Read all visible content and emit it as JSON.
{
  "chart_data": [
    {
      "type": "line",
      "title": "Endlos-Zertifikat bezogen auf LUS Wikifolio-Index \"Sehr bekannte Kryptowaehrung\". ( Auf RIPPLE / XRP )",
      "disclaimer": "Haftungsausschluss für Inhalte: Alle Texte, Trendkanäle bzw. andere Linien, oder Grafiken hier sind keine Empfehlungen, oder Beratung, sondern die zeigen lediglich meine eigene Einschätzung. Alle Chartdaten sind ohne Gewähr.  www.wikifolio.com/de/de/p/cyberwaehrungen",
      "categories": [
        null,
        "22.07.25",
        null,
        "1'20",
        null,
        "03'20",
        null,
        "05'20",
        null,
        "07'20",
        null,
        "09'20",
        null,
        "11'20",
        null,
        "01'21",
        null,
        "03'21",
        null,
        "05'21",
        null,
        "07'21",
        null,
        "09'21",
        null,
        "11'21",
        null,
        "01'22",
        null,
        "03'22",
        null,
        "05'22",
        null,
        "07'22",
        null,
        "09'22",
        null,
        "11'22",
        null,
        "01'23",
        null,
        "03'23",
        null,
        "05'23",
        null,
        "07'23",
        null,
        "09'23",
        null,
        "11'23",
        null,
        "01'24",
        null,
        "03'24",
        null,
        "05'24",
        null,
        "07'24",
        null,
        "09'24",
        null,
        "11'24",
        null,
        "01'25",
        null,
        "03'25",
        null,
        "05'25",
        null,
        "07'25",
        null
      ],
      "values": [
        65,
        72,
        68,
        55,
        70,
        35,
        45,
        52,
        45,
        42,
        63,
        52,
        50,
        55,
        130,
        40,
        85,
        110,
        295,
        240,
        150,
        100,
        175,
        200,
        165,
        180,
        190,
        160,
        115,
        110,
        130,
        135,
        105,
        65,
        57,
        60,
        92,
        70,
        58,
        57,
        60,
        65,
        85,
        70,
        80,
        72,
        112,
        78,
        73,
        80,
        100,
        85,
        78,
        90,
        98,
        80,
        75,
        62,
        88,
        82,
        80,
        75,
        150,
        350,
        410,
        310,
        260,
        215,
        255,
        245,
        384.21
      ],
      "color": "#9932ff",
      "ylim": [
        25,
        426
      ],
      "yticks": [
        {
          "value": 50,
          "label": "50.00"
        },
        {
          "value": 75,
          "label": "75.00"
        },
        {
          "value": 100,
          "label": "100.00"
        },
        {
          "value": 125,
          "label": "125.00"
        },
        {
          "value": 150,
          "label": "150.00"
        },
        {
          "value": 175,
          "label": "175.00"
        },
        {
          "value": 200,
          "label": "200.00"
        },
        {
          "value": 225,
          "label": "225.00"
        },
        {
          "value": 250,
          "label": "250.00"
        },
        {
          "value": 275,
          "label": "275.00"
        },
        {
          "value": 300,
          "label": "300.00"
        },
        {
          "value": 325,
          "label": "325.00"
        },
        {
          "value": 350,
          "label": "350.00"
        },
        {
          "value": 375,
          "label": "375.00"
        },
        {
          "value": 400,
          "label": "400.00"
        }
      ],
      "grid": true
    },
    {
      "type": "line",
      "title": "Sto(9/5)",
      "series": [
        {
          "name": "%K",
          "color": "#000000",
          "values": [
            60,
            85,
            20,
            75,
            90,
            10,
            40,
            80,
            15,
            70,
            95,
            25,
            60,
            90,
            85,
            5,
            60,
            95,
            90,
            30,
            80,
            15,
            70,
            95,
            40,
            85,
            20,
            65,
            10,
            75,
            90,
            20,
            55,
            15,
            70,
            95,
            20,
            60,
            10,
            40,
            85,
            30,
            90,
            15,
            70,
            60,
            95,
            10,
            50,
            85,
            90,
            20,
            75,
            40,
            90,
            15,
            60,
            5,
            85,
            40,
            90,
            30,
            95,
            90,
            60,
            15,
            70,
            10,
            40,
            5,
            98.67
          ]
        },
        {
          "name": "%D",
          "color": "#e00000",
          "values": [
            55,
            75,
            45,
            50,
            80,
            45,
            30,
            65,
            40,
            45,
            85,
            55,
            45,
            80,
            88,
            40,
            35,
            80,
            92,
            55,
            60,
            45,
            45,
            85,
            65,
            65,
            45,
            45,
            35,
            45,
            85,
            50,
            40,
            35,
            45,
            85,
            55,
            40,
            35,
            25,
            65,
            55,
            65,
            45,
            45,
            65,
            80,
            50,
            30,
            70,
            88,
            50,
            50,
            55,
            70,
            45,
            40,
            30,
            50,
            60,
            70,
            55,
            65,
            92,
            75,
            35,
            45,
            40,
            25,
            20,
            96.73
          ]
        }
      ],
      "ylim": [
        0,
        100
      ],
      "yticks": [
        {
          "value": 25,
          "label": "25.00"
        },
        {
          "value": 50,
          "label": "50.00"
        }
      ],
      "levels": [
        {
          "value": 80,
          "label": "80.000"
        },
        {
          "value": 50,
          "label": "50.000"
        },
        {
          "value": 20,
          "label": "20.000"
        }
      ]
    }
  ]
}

========

#### Exercise objective:
Without leaving anything out, quote all the data.

#### Response:
Read all visible content and emit it as JSON.
{
  "chart_data": [
    {
      "type": "line",
      "title": "Endlos-Zertifikat bezogen auf LUS Wikifolio-Index \"Sehr bekannte Kryptowaehrung\". ( Auf RIPPLE / XRP )",
      "disclaimer": "Haftungsausschluss für Inhalte: Alle Texte, Trendkanäle bzw. andere Linien, oder Grafiken hier sind keine Empfehlungen, oder Beratung, sondern die zeigen lediglich meine eigene Einschätzung. Alle Chartdaten sind ohne Gewähr.  www.wikifolio.com/de/de/p/cyberwaehrungen",
      "categories": [
        null,
        "22.07.25",
        null,
        "1'20",
        null,
        "03'20",
        null,
        "05'20",
        null,
        "07'20",
        null,
        "09'20",
        null,
        "11'20",
        null,
        "01'21",
        null,
        "03'21",
        null,
        "05'21",
        null,
        "07'21",
        null,
        "09'21",
        null,
        "11'21",
        null,
        "01'22",
        null,
        "03'22",
        null,
        "05'22",
        null,
        "07'22",
        null,
        "09'22",
        null,
        "11'22",
        null,
        "01'23",
        null,
        "03'23",
        null,
        "05'23",
        null,
        "07'23",
        null,
        "09'23",
        null,
        "11'23",
        null,
        "01'24",
        null,
        "03'24",
        null,
        "05'24",
        null,
        "07'24",
        null,
        "09'24",
        null,
        "11'24",
        null,
        "01'25",
        null,
        "03'25",
        null,
        "05'25",
        null,
        "07'25",
        null
      ],
      "values": [
        65,
        72,
        68,
        55,
        70,
        35,
        45,
        52,
        45,
        42,
        63,
        52,
        50,
        55,
        130,
        40,
        85,
        110,
        295,
        240,
        150,
        100,
        175,
        200,
        165,
        180,
        190,
        160,
        115,
        110,
        130,
        135,
        105,
        65,
        57,
        60,
        92,
        70,
        58,
        57,
        60,
        65,
        85,
        70,
        80,
        72,
        112,
        78,
        73,
        80,
        100,
        85,
        78,
        90,
        98,
        80,
        75,
        62,
        88,
        82,
        80,
        75,
        150,
        350,
        410,
        310,
        260,
        215,
        255,
        245,
        384.21
      ],
      "color": "#9932ff",
      "ylim": [
        25,
        426
      ],
      "yticks": [
        {
          "value": 50,
          "label": "50.00"
        },
        {
          "value": 75,
          "label": "75.00"
        },
        {
          "value": 100,
          "label": "100.00"
        },
        {
          "value": 125,
          "label": "125.00"
        },
        {
          "value": 150,
          "label": "150.00"
        },
        {
          "value": 175,
          "label": "175.00"
        },
        {
          "value": 200,
          "label": "200.00"
        },
        {
          "value": 225,
          "label": "225.00"
        },
        {
          "value": 250,
          "label": "250.00"
        },
        {
          "value": 275,
          "label": "275.00"
        },
        {
          "value": 300,
          "label": "300.00"
        },
        {
          "value": 325,
          "label": "325.00"
        },
        {
          "value": 350,
          "label": "350.00"
        },
        {
          "value": 375,
          "label": "375.00"
        },
        {
          "value": 400,
          "label": "400.00"
        }
      ],
      "grid": true
    },
    {
      "type": "line",
      "title": "Sto(9/5)",
      "series": [
        {
          "name": "%K",
          "color": "#000000",
          "values": [
            60,
            85,
            20,
            75,
            90,
            10,
            40,
            80,
            15,
            70,
            95,
            25,
            60,
            90,
            85,
            5,
            60,
            95,
            90,
            30,
            80,
            15,
            70,
            95,
            40,
            85,
            20,
            65,
            10,
            75,
            90,
            20,
            55,
            15,
            70,
            95,
            20,
            60,
            10,
            40,
            85,
            30,
            90,
            15,
            70,
            60,
            95,
            10,
            50,
            85,
            90,
            20,
            75,
            40,
            90,
            15,
            60,
            5,
            85,
            40,
            90,
            30,
            95,
            90,
            60,
            15,
            70,
            10,
            40,
            5,
            98.67
          ]
        },
        {
          "name": "%D",
          "color": "#e00000",
          "values": [
            55,
            75,
            45,
            50,
            80,
            45,
            30,
            65,
            40,
            45,
            85,
            55,
            45,
            80,
            88,
            40,
            35,
            80,
            92,
            55,
            60,
            45,
            45,
            85,
            65,
            65,
            45,
            45,
            35,
            45,
            85,
            50,
            40,
            35,
            45,
            85,
            55,
            40,
            35,
            25,
            65,
            55,
            65,
            45,
            45,
            65,
            80,
            50,
            30,
            70,
            88,
            50,
            50,
            55,
            70,
            45,
            40,
            30,
            50,
            60,
            70,
            55,
            65,
            92,
            75,
            35,
            45,
            40,
            25,
            20,
            96.73
          ]
        }
      ],
      "ylim": [
        0,
        100
      ],
      "yticks": [
        {
          "value": 25,
          "label": "25.00"
        },
        {
          "value": 50,
          "label": "50.00"
        }
      ],
      "levels": [
        {
          "value": 80,
          "label": "80.000"
        },
        {
          "value": 50,
          "label": "50.000"
        },
        {
          "value": 20,
          "label": "20.000"
        }
      ]
    }
  ]
}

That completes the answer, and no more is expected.